INSTRUCTION: Write out only the lines running from the one that contains "Read out every word on this page." to the end of the material, both ends included.

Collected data
┌────────
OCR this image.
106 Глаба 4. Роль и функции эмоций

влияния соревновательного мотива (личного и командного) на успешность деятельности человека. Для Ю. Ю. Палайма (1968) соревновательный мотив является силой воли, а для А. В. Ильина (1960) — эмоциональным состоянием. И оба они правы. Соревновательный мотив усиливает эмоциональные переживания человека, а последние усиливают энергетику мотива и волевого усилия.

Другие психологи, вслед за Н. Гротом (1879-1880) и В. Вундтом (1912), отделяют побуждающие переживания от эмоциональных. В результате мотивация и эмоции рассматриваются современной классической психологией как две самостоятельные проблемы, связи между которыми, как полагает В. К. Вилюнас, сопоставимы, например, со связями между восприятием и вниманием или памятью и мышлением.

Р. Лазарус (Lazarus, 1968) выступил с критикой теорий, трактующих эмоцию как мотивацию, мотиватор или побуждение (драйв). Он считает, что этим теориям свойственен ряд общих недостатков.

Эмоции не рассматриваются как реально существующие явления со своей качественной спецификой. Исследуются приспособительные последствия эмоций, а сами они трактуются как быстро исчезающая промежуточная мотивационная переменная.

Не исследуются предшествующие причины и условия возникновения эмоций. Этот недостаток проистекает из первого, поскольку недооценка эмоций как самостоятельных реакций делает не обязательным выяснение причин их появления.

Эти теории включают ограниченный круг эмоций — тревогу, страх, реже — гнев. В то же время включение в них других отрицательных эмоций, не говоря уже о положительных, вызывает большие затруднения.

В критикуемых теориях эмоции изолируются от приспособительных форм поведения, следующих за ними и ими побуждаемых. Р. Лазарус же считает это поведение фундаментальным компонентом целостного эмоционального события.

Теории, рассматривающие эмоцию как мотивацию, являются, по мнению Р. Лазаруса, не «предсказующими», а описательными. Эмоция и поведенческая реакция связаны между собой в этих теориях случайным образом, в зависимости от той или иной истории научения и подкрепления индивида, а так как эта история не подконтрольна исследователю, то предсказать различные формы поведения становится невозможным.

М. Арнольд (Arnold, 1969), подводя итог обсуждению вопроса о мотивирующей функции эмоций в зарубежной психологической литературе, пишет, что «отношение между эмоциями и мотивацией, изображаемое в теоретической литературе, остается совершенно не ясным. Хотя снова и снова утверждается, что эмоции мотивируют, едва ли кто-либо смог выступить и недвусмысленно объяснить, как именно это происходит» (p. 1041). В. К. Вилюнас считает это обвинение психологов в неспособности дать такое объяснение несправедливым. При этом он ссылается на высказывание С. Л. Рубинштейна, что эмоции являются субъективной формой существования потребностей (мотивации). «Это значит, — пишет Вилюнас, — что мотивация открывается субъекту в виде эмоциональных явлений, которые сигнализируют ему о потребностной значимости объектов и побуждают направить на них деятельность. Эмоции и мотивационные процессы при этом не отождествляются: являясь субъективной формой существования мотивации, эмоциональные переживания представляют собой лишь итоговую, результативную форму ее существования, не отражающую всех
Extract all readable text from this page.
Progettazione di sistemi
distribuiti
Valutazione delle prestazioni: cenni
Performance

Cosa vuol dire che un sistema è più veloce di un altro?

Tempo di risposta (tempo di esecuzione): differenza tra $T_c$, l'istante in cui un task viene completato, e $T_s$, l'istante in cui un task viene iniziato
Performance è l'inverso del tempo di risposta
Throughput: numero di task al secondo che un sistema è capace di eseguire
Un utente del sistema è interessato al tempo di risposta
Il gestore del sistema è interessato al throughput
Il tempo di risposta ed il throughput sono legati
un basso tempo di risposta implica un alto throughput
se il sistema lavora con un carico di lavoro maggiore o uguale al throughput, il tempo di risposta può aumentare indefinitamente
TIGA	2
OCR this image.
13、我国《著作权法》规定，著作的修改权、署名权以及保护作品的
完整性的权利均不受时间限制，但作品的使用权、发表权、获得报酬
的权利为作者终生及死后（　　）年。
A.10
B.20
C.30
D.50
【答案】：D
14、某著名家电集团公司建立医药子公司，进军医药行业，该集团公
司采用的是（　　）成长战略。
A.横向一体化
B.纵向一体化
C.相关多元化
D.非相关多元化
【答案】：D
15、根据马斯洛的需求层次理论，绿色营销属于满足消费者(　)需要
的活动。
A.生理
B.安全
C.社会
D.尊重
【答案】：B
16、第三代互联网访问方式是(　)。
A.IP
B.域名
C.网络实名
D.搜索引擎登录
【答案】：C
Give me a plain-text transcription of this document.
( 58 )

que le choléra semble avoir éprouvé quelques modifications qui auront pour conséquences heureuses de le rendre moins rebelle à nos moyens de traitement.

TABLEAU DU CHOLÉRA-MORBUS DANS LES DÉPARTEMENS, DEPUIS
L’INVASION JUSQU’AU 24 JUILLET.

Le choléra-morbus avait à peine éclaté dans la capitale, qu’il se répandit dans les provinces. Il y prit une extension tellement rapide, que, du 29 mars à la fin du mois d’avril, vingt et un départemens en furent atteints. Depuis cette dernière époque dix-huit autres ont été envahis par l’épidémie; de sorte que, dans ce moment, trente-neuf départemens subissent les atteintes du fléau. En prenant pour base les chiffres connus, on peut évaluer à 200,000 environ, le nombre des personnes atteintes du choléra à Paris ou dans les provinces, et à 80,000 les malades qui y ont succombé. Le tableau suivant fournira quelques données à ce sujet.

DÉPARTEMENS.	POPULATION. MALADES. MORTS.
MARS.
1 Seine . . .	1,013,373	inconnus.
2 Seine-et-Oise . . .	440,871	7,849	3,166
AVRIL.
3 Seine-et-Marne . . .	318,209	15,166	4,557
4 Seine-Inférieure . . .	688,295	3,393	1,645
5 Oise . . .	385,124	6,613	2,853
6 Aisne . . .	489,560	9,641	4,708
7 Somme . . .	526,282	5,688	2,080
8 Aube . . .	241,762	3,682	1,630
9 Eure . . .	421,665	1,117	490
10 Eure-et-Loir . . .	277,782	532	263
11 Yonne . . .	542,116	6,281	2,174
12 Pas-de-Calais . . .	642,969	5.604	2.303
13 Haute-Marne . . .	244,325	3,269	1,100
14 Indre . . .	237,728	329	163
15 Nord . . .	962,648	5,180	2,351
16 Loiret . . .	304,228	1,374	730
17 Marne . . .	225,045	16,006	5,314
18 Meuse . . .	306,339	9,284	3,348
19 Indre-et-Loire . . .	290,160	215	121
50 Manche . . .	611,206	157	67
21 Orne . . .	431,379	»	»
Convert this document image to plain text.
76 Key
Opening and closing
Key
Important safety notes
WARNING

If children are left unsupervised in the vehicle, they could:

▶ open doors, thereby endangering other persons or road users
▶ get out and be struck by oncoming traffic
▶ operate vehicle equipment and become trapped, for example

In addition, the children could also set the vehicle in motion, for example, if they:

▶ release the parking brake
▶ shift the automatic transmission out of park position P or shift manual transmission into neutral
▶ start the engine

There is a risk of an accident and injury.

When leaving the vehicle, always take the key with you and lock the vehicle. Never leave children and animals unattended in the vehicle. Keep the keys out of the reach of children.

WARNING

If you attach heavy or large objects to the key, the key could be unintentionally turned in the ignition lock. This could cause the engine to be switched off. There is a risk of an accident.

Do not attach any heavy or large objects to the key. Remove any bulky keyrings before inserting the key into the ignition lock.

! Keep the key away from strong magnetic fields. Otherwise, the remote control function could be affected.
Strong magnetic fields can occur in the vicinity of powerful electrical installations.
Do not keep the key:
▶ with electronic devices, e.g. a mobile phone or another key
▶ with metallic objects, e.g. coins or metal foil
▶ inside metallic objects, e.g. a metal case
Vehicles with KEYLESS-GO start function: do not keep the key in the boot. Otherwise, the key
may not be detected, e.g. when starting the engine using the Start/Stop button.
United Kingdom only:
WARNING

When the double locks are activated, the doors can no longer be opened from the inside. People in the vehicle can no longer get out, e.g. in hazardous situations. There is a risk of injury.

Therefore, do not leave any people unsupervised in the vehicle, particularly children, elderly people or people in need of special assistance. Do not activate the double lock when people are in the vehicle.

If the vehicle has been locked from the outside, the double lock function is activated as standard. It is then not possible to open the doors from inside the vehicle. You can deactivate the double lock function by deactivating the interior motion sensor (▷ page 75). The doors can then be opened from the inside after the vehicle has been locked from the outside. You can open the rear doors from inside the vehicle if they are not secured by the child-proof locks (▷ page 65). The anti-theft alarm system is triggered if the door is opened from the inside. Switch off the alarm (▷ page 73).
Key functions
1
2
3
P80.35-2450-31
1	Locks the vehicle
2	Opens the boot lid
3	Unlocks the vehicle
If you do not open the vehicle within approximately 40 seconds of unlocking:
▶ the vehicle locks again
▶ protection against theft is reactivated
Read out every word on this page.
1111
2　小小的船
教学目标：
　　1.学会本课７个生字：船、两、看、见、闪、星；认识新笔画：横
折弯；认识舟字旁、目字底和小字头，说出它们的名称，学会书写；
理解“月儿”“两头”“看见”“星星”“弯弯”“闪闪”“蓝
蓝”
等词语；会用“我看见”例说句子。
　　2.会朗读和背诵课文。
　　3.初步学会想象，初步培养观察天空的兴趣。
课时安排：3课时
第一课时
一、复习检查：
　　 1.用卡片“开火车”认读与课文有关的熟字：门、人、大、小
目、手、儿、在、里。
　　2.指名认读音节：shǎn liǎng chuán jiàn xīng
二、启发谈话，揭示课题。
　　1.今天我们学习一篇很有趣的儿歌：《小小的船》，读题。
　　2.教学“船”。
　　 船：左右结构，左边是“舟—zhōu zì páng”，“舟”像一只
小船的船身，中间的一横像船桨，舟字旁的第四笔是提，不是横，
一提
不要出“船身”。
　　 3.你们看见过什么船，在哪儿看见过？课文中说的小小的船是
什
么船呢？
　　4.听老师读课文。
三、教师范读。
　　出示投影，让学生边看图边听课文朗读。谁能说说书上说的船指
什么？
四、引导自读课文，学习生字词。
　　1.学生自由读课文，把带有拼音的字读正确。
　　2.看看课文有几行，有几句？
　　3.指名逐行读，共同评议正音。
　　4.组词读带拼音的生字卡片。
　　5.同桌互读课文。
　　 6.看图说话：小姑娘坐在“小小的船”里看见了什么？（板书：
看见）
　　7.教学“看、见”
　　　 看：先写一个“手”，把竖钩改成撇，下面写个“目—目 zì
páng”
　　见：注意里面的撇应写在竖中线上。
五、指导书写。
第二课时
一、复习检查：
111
└────────
THE SOLUTION:
Read out every word on this page.
1111
2　小小的船
教学目标：
　　1.学会本课７个生字：船、两、看、见、闪、星；认识新笔画：横
折弯；认识舟字旁、目字底和小字头，说出它们的名称，学会书写；
理解“月儿”“两头”“看见”“星星”“弯弯”“闪闪”“蓝
蓝”
等词语；会用“我看见”例说句子。
　　2.会朗读和背诵课文。
　　3.初步学会想象，初步培养观察天空的兴趣。
课时安排：3课时
第一课时
一、复习检查：
　　 1.用卡片“开火车”认读与课文有关的熟字：门、人、大、小
目、手、儿、在、里。
　　2.指名认读音节：shǎn liǎng chuán jiàn xīng
二、启发谈话，揭示课题。
　　1.今天我们学习一篇很有趣的儿歌：《小小的船》，读题。
　　2.教学“船”。
　　 船：左右结构，左边是“舟—zhōu zì páng”，“舟”像一只
小船的船身，中间的一横像船桨，舟字旁的第四笔是提，不是横，
一提
不要出“船身”。
　　 3.你们看见过什么船，在哪儿看见过？课文中说的小小的船是
什
么船呢？
　　4.听老师读课文。
三、教师范读。
　　出示投影，让学生边看图边听课文朗读。谁能说说书上说的船指
什么？
四、引导自读课文，学习生字词。
　　1.学生自由读课文，把带有拼音的字读正确。
　　2.看看课文有几行，有几句？
　　3.指名逐行读，共同评议正音。
　　4.组词读带拼音的生字卡片。
　　5.同桌互读课文。
　　 6.看图说话：小姑娘坐在“小小的船”里看见了什么？（板书：
看见）
　　7.教学“看、见”
　　　 看：先写一个“手”，把竖钩改成撇，下面写个“目—目 zì
páng”
　　见：注意里面的撇应写在竖中线上。
五、指导书写。
第二课时
一、复习检查：
111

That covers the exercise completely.